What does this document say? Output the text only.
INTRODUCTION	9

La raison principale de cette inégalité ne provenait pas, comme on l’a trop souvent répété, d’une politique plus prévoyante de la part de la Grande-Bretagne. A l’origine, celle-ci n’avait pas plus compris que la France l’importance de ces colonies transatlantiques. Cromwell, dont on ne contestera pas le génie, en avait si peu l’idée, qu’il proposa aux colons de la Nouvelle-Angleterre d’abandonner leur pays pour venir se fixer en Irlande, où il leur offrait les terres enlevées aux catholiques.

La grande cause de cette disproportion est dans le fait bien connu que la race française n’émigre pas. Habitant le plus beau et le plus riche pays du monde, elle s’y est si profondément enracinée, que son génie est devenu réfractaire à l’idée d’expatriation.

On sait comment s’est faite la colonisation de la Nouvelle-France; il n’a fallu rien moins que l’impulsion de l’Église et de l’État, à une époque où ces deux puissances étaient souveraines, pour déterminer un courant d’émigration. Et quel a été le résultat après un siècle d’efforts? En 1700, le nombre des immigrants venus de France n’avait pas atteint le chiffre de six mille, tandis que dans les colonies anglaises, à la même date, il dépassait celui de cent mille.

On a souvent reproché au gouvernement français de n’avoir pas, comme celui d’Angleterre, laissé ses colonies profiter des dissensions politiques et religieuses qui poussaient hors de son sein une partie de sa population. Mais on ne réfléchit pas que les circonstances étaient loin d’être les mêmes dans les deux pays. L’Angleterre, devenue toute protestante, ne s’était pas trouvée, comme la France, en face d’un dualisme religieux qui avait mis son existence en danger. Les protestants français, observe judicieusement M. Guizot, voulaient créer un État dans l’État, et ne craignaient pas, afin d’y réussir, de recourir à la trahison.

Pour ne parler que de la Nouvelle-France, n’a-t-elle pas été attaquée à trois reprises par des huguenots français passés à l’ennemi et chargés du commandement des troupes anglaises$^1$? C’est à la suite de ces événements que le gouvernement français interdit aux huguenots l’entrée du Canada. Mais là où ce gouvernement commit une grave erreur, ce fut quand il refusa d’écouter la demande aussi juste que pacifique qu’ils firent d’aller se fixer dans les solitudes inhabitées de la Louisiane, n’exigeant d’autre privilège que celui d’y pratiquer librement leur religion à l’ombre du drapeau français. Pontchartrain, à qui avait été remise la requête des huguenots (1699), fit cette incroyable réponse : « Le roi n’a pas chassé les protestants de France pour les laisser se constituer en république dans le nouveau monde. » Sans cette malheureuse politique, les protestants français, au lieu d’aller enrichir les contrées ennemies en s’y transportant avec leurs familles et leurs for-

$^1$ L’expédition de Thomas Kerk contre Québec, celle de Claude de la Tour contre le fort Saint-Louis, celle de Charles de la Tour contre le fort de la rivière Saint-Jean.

=== Prompt ===
Of all the lines in the data above, state how many include "celui". Say only the number.

=== Response to the task ===
3